REQUESTS
A – According to the text on peanut forage, on what share of the total US peanut acreage is peanut hay made?
B – Transcribe part of the text on peanut forage, beginning at the words "In the USA, peanut" and stopping after the words "matter (Hill, 2002).".

══ TEXT PASSAGE ══

In the USA, peanut hay is produced throughout the peanut belt, and is fed as a winter feed supplement to growing stocker cattle, beef replacement heifers, and wintering cow herds. In autumn, if harvesting conditions are good, large amounts of peanut hay can be baled in a few weeks, and the production costs are cheaper than for grass hays. In drought years, peanut often becomes the primary hay source for cattle farmers. However, it is only made on 25 to 40% of the total peanut acreage, as many peanut producers, particularly those who do not have to feed cattle, forget hay production and incorporate the residual vines as organic matter (Hill, 2002).

West Africa

In West Africa, peanut haulms are extensively fed to ruminants, especially in the dry season. Smallholder crop-livestock farmers consider forage and seed value with equal weightings. In the subhumid zone of West Africa, farmers prefer late-maturing cultivars to early-maturing types as the former provide more forage for livestock. Furthermore, the sale of forage is a major source of household income (Larbi et al., 1999). Crop residues such as peanut or pigeon pea haulms have been shown to provide up to 80% of livestock feed in densely populated areas of Nigeria (de Leeuw, 1997). In the Gambia, peanut hay is the traditional feed resource of choice, especially in urban areas. It is transported into peri-urban livestock facilities, where it is used in zero-grazing systems during the dry season of about nine months (Asaolu et al., 2010).

India

In India, peanut crop residues are widely used to feed livestock (NDDB, 2012). A study, conducted in villages with dairy enterprises in the Deccan Plateau, concluded that grains/pods and crop residues (sorghum and groundnut) almost equally contributed to the feed resource in mixed-crop livestock systems. In some villages, peanut hay comprised between 40 and 80% of the crop residues. In peanut-based crop-livestock systems, peanut hay was used for 8 months of the year in non-intensive dairy villages, and all year round in intensive dairy villages (Devi et al., 2000).

Peanut grown for forage

Peanut is now rarely specifically grown for forage, as the seed crop is much more valuable, though this was common in the first half of the 20th century in the USA (Sheely et al., 1942; Gorbet et al., 1994; Myer et al., 2010). The rhizoma (or perennial) peanut (Arachis glabrata), a similar species that produces few seeds, is grown for this purpose (French et al., 2006; Hill, 2002). In the USA, there have been some promising efforts, but not yet conclusive, to use again peanut as a forage crop only (Myer et al., 2010).

Distribution 

Peanut is native of South America. It was cultivated in Peru at least as early as 1500 BCE and probably earlier. The Incas used its seeds, which were eaten toasted, and its oil. After the arrival of Europeans in America, peanut was spread worldwide. An oil mill was established in Spain in 1800, and West Africa became the primary source of peanut exportation in the 19th century (Pattee, 2005). Peanut is now a major crop, widely distributed throughout tropical, subtropical, and warm temperate areas in Asia, Africa, Oceania, North and South America, and Europe (Freeman et al., 1999). In 2014, peanut cultivation covered 25.7 million ha worldwide, including 13.1 million ha in Africa (51%), 11.2 million ha in Asia (44%) and 1.3 million ha in the Americas (5%) (FAO, 2016).

═══
══ ROWS ══

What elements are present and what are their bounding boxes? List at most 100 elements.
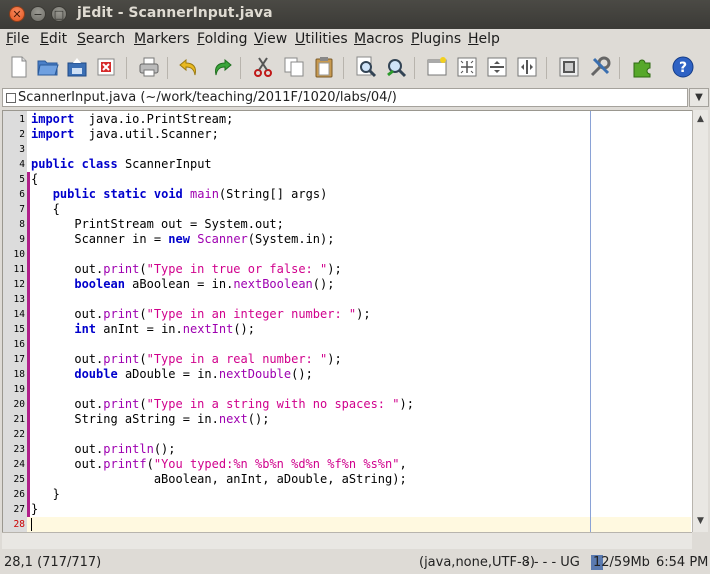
line-number: 21	[13, 414, 25, 425]
cut-icon[interactable]	[250, 54, 276, 80]
line-number: 25	[13, 474, 25, 485]
buffer-label: ScannerInput.java (~/work/teaching/2011F…	[18, 90, 397, 105]
memory-indicator[interactable]: 12/59Mb	[591, 555, 653, 570]
line-number: 17	[13, 354, 25, 365]
line-number: 15	[13, 324, 25, 335]
code-line[interactable]: Scanner in = new Scanner(System.in);	[31, 232, 334, 247]
line-number: 3	[19, 144, 25, 155]
menu-folding[interactable]: Folding	[197, 31, 248, 47]
line-number: 7	[19, 204, 25, 215]
close-buffer-icon[interactable]	[93, 54, 119, 80]
line-number: 9	[19, 234, 25, 245]
buffer-select[interactable]: ScannerInput.java (~/work/teaching/2011F…	[2, 88, 688, 107]
find-next-icon[interactable]	[383, 54, 409, 80]
line-number: 16	[13, 339, 25, 350]
code-line[interactable]: out.print("Type in a string with no spac…	[31, 397, 414, 412]
code-line[interactable]: out.print("Type in an integer number: ")…	[31, 307, 370, 322]
code-line[interactable]: String aString = in.next();	[31, 412, 269, 427]
reload-icon[interactable]	[64, 54, 90, 80]
buffer-switcher: ScannerInput.java (~/work/teaching/2011F…	[0, 87, 710, 109]
plugin-manager-icon[interactable]	[629, 54, 655, 80]
unsplit-icon[interactable]	[514, 54, 540, 80]
line-number: 6	[19, 189, 25, 200]
code-line[interactable]: int anInt = in.nextInt();	[31, 322, 255, 337]
code-line[interactable]: }	[31, 502, 38, 517]
code-line[interactable]: }	[31, 487, 60, 502]
text-area[interactable]: 1 2 3 4 5 6 7 8 9 10 11 12 13 14 15 16 17 18 19 20 21 22 23 24 2…	[2, 110, 692, 532]
menu-edit[interactable]: Edit	[40, 31, 67, 47]
code-line[interactable]: aBoolean, anInt, aDouble, aString);	[31, 472, 407, 487]
line-number: 13	[13, 294, 25, 305]
text-caret	[31, 518, 32, 531]
code-line[interactable]: public class ScannerInput	[31, 157, 212, 172]
window-title: jEdit - ScannerInput.java	[77, 5, 273, 21]
title-bar: ✕ − □ jEdit - ScannerInput.java	[0, 0, 710, 29]
minimize-window-button[interactable]: −	[30, 6, 46, 22]
line-number: 10	[13, 249, 25, 260]
code-line[interactable]: out.print("Type in true or false: ");	[31, 262, 341, 277]
code-line[interactable]: out.printf("You typed:%n %b%n %d%n %f%n …	[31, 457, 406, 472]
menu-macros[interactable]: Macros	[354, 31, 404, 47]
line-number: 28	[13, 519, 25, 530]
code-line[interactable]: out.println();	[31, 442, 175, 457]
line-number: 18	[13, 369, 25, 380]
open-file-icon[interactable]	[35, 54, 61, 80]
svg-text:?: ?	[679, 60, 687, 76]
code-line[interactable]: {	[31, 202, 60, 217]
code-line[interactable]: import java.io.PrintStream;	[31, 112, 233, 127]
status-flags[interactable]: - - - - UG	[525, 555, 580, 570]
vertical-scrollbar[interactable]: ▲ ▼	[692, 110, 708, 532]
split-horizontal-icon[interactable]	[454, 54, 480, 80]
line-number-gutter[interactable]: 1 2 3 4 5 6 7 8 9 10 11 12 13 14 15 16 17 18 19 20 21 22 23 24 2…	[3, 111, 27, 532]
line-number: 1	[19, 114, 25, 125]
code-line[interactable]: public static void main(String[] args)	[31, 187, 328, 202]
find-icon[interactable]	[353, 54, 379, 80]
split-vertical-icon[interactable]	[484, 54, 510, 80]
line-number: 22	[13, 429, 25, 440]
buffer-unsaved-indicator	[6, 93, 16, 103]
menu-utilities[interactable]: Utilities	[295, 31, 348, 47]
menu-plugins[interactable]: Plugins	[411, 31, 461, 47]
paste-icon[interactable]	[311, 54, 337, 80]
code-line[interactable]: double aDouble = in.nextDouble();	[31, 367, 312, 382]
maximize-window-button[interactable]: □	[51, 6, 67, 22]
toolbar: ?	[0, 49, 710, 87]
code-line[interactable]: PrintStream out = System.out;	[31, 217, 284, 232]
menu-file[interactable]: File	[6, 31, 29, 47]
close-window-button[interactable]: ✕	[9, 6, 25, 22]
new-view-icon[interactable]	[424, 54, 450, 80]
scroll-down-icon[interactable]: ▼	[693, 514, 708, 529]
line-number: 11	[13, 264, 25, 275]
menu-markers[interactable]: Markers	[134, 31, 190, 47]
line-number: 2	[19, 129, 25, 140]
menu-search[interactable]: Search	[77, 31, 125, 47]
global-options-icon[interactable]	[587, 54, 613, 80]
line-number: 5	[19, 174, 25, 185]
caret-position[interactable]: 28,1 (717/717)	[4, 555, 101, 570]
new-file-icon[interactable]	[6, 54, 32, 80]
code-line[interactable]: import java.util.Scanner;	[31, 127, 219, 142]
code-line[interactable]: out.print("Type in a real number: ");	[31, 352, 341, 367]
help-icon[interactable]: ?	[670, 54, 696, 80]
line-number: 23	[13, 444, 25, 455]
print-icon[interactable]	[136, 54, 162, 80]
buffer-dropdown-button[interactable]: ▼	[689, 88, 709, 107]
buffer-options-icon[interactable]	[556, 54, 582, 80]
horizontal-scrollbar[interactable]	[2, 532, 692, 549]
buffer-mode[interactable]: (java,none,UTF-8)	[419, 555, 535, 570]
menu-help[interactable]: Help	[468, 31, 500, 47]
line-number: 19	[13, 384, 25, 395]
copy-icon[interactable]	[281, 54, 307, 80]
redo-icon[interactable]	[209, 54, 235, 80]
memory-usage: 12/59Mb	[593, 555, 650, 570]
code-line[interactable]: boolean aBoolean = in.nextBoolean();	[31, 277, 334, 292]
code-area[interactable]: import java.io.PrintStream; import java.u…	[31, 111, 691, 532]
status-bar: 28,1 (717/717) (java,none,UTF-8) - - - -…	[0, 553, 710, 574]
undo-icon[interactable]	[176, 54, 202, 80]
line-number: 14	[13, 309, 25, 320]
line-number: 4	[19, 159, 25, 170]
menu-view[interactable]: View	[254, 31, 287, 47]
structure-highlight-bar	[27, 172, 30, 517]
scroll-up-icon[interactable]: ▲	[693, 112, 708, 127]
code-line[interactable]: {	[31, 172, 38, 187]
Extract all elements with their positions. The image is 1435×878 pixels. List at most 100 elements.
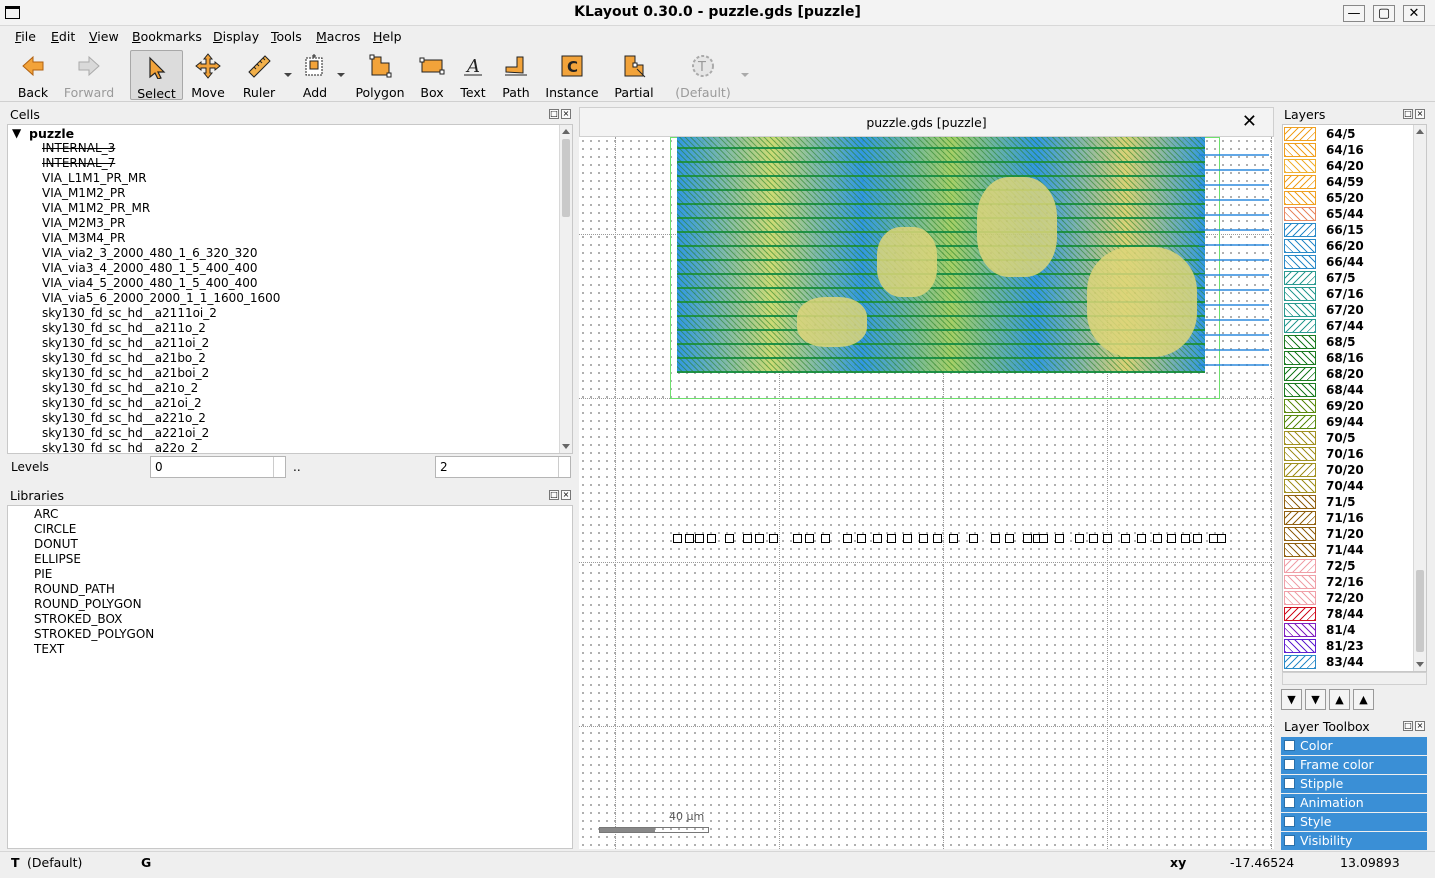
menu-display[interactable]: Display [213, 29, 259, 44]
expand-checkbox[interactable] [1284, 835, 1295, 846]
move-layer-up-icon[interactable]: ▲ [1329, 689, 1350, 710]
layer-row[interactable]: 81/4 [1284, 622, 1412, 638]
cell-item[interactable]: sky130_fd_sc_hd__a211oi_2 [42, 336, 209, 350]
toolbox-section[interactable]: Frame color [1281, 756, 1427, 774]
move-layer-bottom-icon[interactable]: ▼ [1281, 689, 1302, 710]
layer-row[interactable]: 64/5 [1284, 126, 1412, 142]
menu-help[interactable]: Help [373, 29, 402, 44]
cell-tree[interactable]: ▼ puzzle INTERNAL_3 INTERNAL_7 VIA_L1M1_PR… [7, 124, 573, 454]
expand-checkbox[interactable] [1284, 797, 1295, 808]
layer-row[interactable]: 68/44 [1284, 382, 1412, 398]
menu-view[interactable]: View [89, 29, 119, 44]
layer-row[interactable]: 72/5 [1284, 558, 1412, 574]
cell-item[interactable]: VIA_via3_4_2000_480_1_5_400_400 [42, 261, 258, 275]
close-pane-icon[interactable]: × [1415, 721, 1425, 731]
cell-item[interactable]: VIA_L1M1_PR_MR [42, 171, 147, 185]
cell-item[interactable]: sky130_fd_sc_hd__a21o_2 [42, 381, 198, 395]
library-item[interactable]: STROKED_POLYGON [34, 627, 154, 641]
scroll-up-icon[interactable] [562, 129, 570, 134]
layer-row[interactable]: 70/5 [1284, 430, 1412, 446]
cell-item[interactable]: VIA_via2_3_2000_480_1_6_320_320 [42, 246, 258, 260]
menu-macros[interactable]: Macros [316, 29, 360, 44]
close-pane-icon[interactable]: × [561, 109, 571, 119]
default-dropdown-arrow-icon[interactable] [741, 73, 749, 77]
cell-item[interactable]: sky130_fd_sc_hd__a221oi_2 [42, 426, 209, 440]
cell-item[interactable]: VIA_M1M2_PR_MR [42, 201, 150, 215]
layer-row[interactable]: 67/20 [1284, 302, 1412, 318]
root-cell[interactable]: puzzle [29, 126, 74, 141]
layer-row[interactable]: 71/44 [1284, 542, 1412, 558]
layer-row[interactable]: 72/16 [1284, 574, 1412, 590]
library-item[interactable]: ROUND_PATH [34, 582, 115, 596]
cell-tree-scrollbar[interactable] [559, 125, 572, 453]
layer-row[interactable]: 71/20 [1284, 526, 1412, 542]
layer-row[interactable]: 68/16 [1284, 350, 1412, 366]
add-button[interactable]: Add [297, 50, 333, 100]
library-item[interactable]: TEXT [34, 642, 64, 656]
library-item[interactable]: STROKED_BOX [34, 612, 122, 626]
scroll-thumb[interactable] [562, 139, 570, 217]
select-button[interactable]: Select [130, 50, 183, 101]
scroll-down-icon[interactable] [1416, 662, 1424, 667]
cell-item[interactable]: VIA_M1M2_PR [42, 186, 126, 200]
toolbox-section[interactable]: Style [1281, 813, 1427, 831]
expand-checkbox[interactable] [1284, 778, 1295, 789]
cell-item[interactable]: INTERNAL_7 [42, 156, 115, 170]
maximize-button[interactable]: ▢ [1373, 5, 1395, 22]
layer-row[interactable]: 65/20 [1284, 190, 1412, 206]
cell-item[interactable]: sky130_fd_sc_hd__a21oi_2 [42, 396, 202, 410]
cell-item[interactable]: VIA_M2M3_PR [42, 216, 126, 230]
cell-item[interactable]: sky130_fd_sc_hd__a22o_2 [42, 441, 198, 453]
move-button[interactable]: Move [188, 50, 228, 100]
toolbox-section[interactable]: Visibility [1281, 832, 1427, 850]
menu-edit[interactable]: Edit [51, 29, 75, 44]
float-pane-icon[interactable]: □ [549, 490, 559, 500]
minimize-button[interactable]: — [1343, 5, 1365, 22]
cell-item[interactable]: sky130_fd_sc_hd__a21boi_2 [42, 366, 209, 380]
move-layer-down-icon[interactable]: ▼ [1305, 689, 1326, 710]
forward-button[interactable]: Forward [62, 50, 116, 100]
instance-button[interactable]: C Instance [544, 50, 600, 100]
cell-item[interactable]: VIA_M3M4_PR [42, 231, 126, 245]
back-button[interactable]: Back [10, 50, 56, 100]
toolbox-section[interactable]: Color [1281, 737, 1427, 755]
library-item[interactable]: ROUND_POLYGON [34, 597, 142, 611]
layer-row[interactable]: 70/16 [1284, 446, 1412, 462]
float-pane-icon[interactable]: □ [1403, 109, 1413, 119]
spin-arrows-icon[interactable] [273, 457, 285, 477]
close-pane-icon[interactable]: × [1415, 109, 1425, 119]
layer-row[interactable]: 83/44 [1284, 654, 1412, 670]
layer-row[interactable]: 67/16 [1284, 286, 1412, 302]
layout-view-tab[interactable]: puzzle.gds [puzzle] ✕ [579, 107, 1274, 137]
layer-list-scrollbar[interactable] [1413, 125, 1426, 671]
menu-file[interactable]: File [15, 29, 36, 44]
layer-row[interactable]: 69/20 [1284, 398, 1412, 414]
toolbox-section[interactable]: Stipple [1281, 775, 1427, 793]
scroll-up-icon[interactable] [1416, 129, 1424, 134]
layer-row[interactable]: 66/20 [1284, 238, 1412, 254]
layer-row[interactable]: 64/20 [1284, 158, 1412, 174]
partial-button[interactable]: Partial [612, 50, 656, 100]
layer-row[interactable]: 66/44 [1284, 254, 1412, 270]
scroll-thumb[interactable] [1416, 570, 1424, 652]
cell-item[interactable]: INTERNAL_3 [42, 141, 115, 155]
layer-list-hscrollbar[interactable] [1282, 672, 1427, 685]
cell-item[interactable]: sky130_fd_sc_hd__a21bo_2 [42, 351, 206, 365]
layer-row[interactable]: 70/44 [1284, 478, 1412, 494]
layer-row[interactable]: 68/20 [1284, 366, 1412, 382]
layer-row[interactable]: 81/23 [1284, 638, 1412, 654]
layer-row[interactable]: 67/44 [1284, 318, 1412, 334]
layer-row[interactable]: 65/44 [1284, 206, 1412, 222]
default-mode-button[interactable]: T (Default) [672, 50, 734, 100]
layout-canvas[interactable]: 40 µm [579, 137, 1274, 849]
layer-row[interactable]: 67/5 [1284, 270, 1412, 286]
cell-item[interactable]: sky130_fd_sc_hd__a211o_2 [42, 321, 206, 335]
layer-row[interactable]: 64/59 [1284, 174, 1412, 190]
library-item[interactable]: ARC [34, 507, 58, 521]
layer-row[interactable]: 66/15 [1284, 222, 1412, 238]
cell-item[interactable]: sky130_fd_sc_hd__a221o_2 [42, 411, 206, 425]
close-window-button[interactable]: ✕ [1403, 5, 1425, 22]
layer-row[interactable]: 71/16 [1284, 510, 1412, 526]
layer-row[interactable]: 71/5 [1284, 494, 1412, 510]
library-list[interactable]: ARC CIRCLE DONUT ELLIPSE PIE ROUND_PATH ROUND_… [7, 505, 573, 849]
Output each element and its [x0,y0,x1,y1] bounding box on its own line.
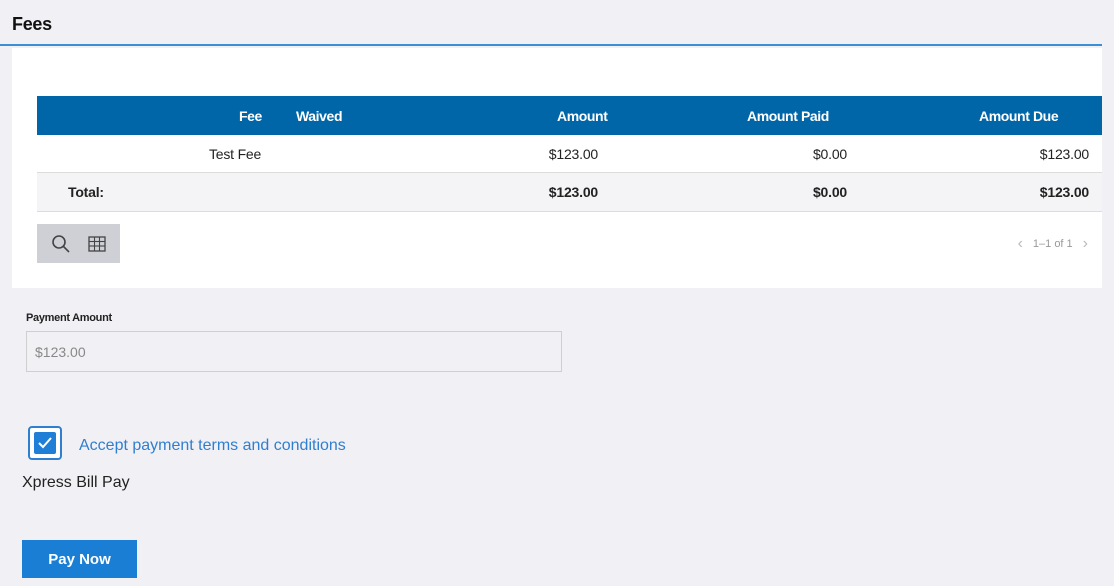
table-total-row: Total: $123.00 $0.00 $123.00 [37,173,1102,212]
pay-now-button[interactable]: Pay Now [22,540,137,578]
total-amount-paid: $0.00 [812,184,847,200]
cell-amount-paid: $0.00 [812,146,847,162]
section-header: Fees [0,0,1102,46]
fees-card: Fee Waived Amount Amount Paid Amount Due… [12,48,1102,288]
column-header-waived[interactable]: Waived [296,108,343,124]
section-title: Fees [12,14,52,34]
terms-checkbox[interactable] [28,426,62,460]
total-label: Total: [68,184,104,200]
cell-fee: Test Fee [209,146,262,162]
cell-amount-due: $123.00 [1039,146,1089,162]
column-header-fee[interactable]: Fee [239,108,262,124]
pagination: ‹ 1–1 of 1 › [1018,236,1088,252]
table-toolbar [37,224,120,263]
chevron-left-icon[interactable]: ‹ [1018,236,1023,252]
table-row[interactable]: Test Fee $123.00 $0.00 $123.00 [37,135,1102,173]
grid-icon[interactable] [85,232,109,256]
column-header-amount-due[interactable]: Amount Due [979,108,1059,124]
total-amount: $123.00 [548,184,598,200]
column-header-amount[interactable]: Amount [557,108,608,124]
check-icon [34,432,56,454]
payment-amount-input[interactable] [26,331,562,372]
fees-table: Fee Waived Amount Amount Paid Amount Due… [37,96,1102,212]
terms-label[interactable]: Accept payment terms and conditions [79,437,346,455]
search-icon[interactable] [49,232,73,256]
payment-provider: Xpress Bill Pay [22,474,130,491]
column-header-amount-paid[interactable]: Amount Paid [747,108,829,124]
pagination-range: 1–1 of 1 [1032,238,1073,250]
payment-amount-label: Payment Amount [26,312,112,324]
cell-amount: $123.00 [548,146,598,162]
chevron-right-icon[interactable]: › [1083,236,1088,252]
table-header: Fee Waived Amount Amount Paid Amount Due [37,96,1102,135]
total-amount-due: $123.00 [1039,184,1089,200]
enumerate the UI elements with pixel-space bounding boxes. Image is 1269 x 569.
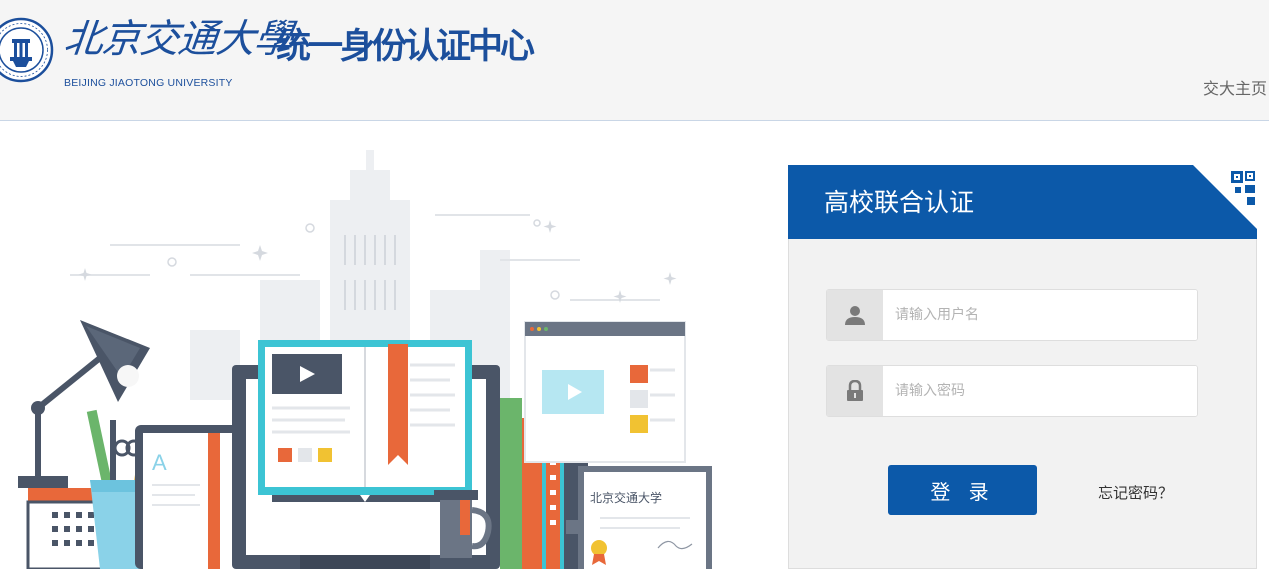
university-script-name: 北京交通大學 [61,17,295,62]
svg-text:A: A [152,450,167,475]
open-book [258,340,472,502]
user-icon [827,290,883,340]
certificate-text: 北京交通大学 [590,490,662,505]
university-english-name: BEIJING JIAOTONG UNIVERSITY [64,77,233,89]
browser-window [524,321,686,463]
password-field [826,365,1198,417]
lock-icon [827,366,883,416]
login-button[interactable]: 登 录 [888,465,1037,515]
desk-lamp [18,320,150,488]
home-link[interactable]: 交大主页 [1203,75,1267,99]
university-emblem-icon [0,17,54,83]
login-panel-header: 高校联合认证 [788,165,1257,239]
hero-illustration: A 北京交通大学 [18,150,712,569]
username-input[interactable] [883,290,1197,340]
qr-code-icon[interactable] [1193,165,1257,229]
password-input[interactable] [883,366,1197,416]
certificate: 北京交通大学 [578,466,712,569]
login-panel-title: 高校联合认证 [824,188,975,217]
login-panel: 高校联合认证 请输入用户名 登 录 忘记密码？ [788,165,1257,569]
username-field [826,289,1198,341]
forgot-password-link[interactable]: 忘记密码？ [1098,482,1173,503]
tablet: A [135,425,245,569]
page-title: 统一身份认证中心 [276,26,535,67]
page-header: 北京交通大學 BEIJING JIAOTONG UNIVERSITY 统一身份认… [0,0,1269,121]
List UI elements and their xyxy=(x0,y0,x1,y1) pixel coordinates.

═══

RESULTS FOR EACH TASK
A – It is made on 25 to 40% of the total peanut acreage.

B –
In the USA, peanut hay is produced throughout the peanut belt, and is fed as a winter feed supplement to growing stocker cattle, beef replacement heifers, and wintering cow herds. In autumn, if harvesting conditions are good, large amounts of peanut hay can be baled in a few weeks, and the production costs are cheaper than for grass hays. In drought years, peanut often becomes the primary hay source for cattle farmers. However, it is only made on 25 to 40% of the total peanut acreage, as many peanut producers, particularly those who do not have to feed cattle, forget hay production and incorporate the residual vines as organic matter (Hill, 2002).